Task objective :: Your task is to locate every line holding the string "does" and to copy each of them.

— begin —

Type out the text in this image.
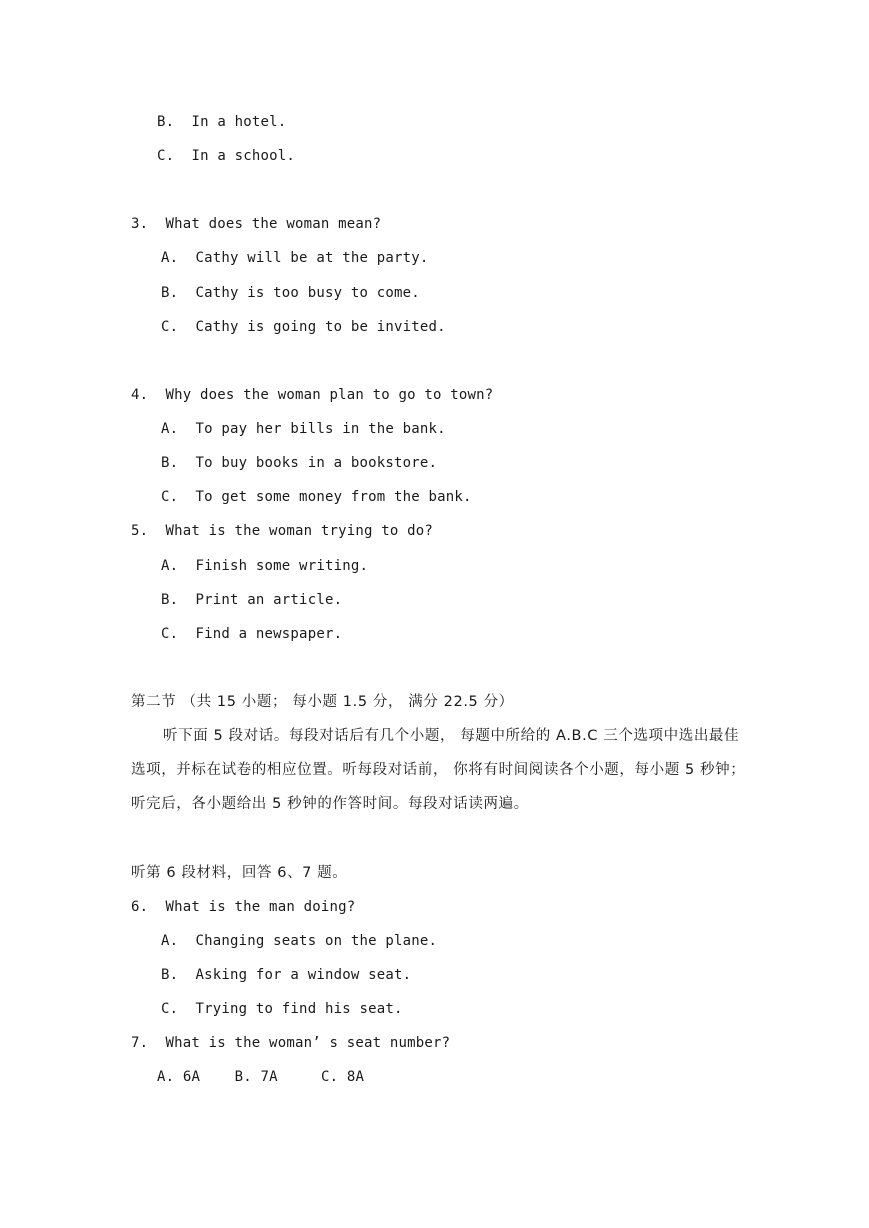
B.  In a hotel.
C.  In a school.
3.  What does the woman mean?
A.  Cathy will be at the party.
B.  Cathy is too busy to come.
C.  Cathy is going to be invited.
4.  Why does the woman plan to go to town?
A.  To pay her bills in the bank.
B.  To buy books in a bookstore.
C.  To get some money from the bank.
5.  What is the woman trying to do?
A.  Finish some writing.
B.  Print an article.
C.  Find a newspaper.
第二节 （共 15 小题； 每小题 1.5 分， 满分 22.5 分）
听下面 5 段对话。每段对话后有几个小题， 每题中所给的 A.B.C 三个选项中选出最佳选项，并标在试卷的相应位置。听每段对话前， 你将有时间阅读各个小题，每小题 5 秒钟；听完后，各小题给出 5 秒钟的作答时间。每段对话读两遍。
听第 6 段材料，回答 6、7 题。
6.  What is the man doing?
A.  Changing seats on the plane.
B.  Asking for a window seat.
C.  Trying to find his seat.
7.  What is the woman’ s seat number?
A. 6A    B. 7A     C. 8A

— end —

Answer in full ::
3.  What does the woman mean?
4.  Why does the woman plan to go to town?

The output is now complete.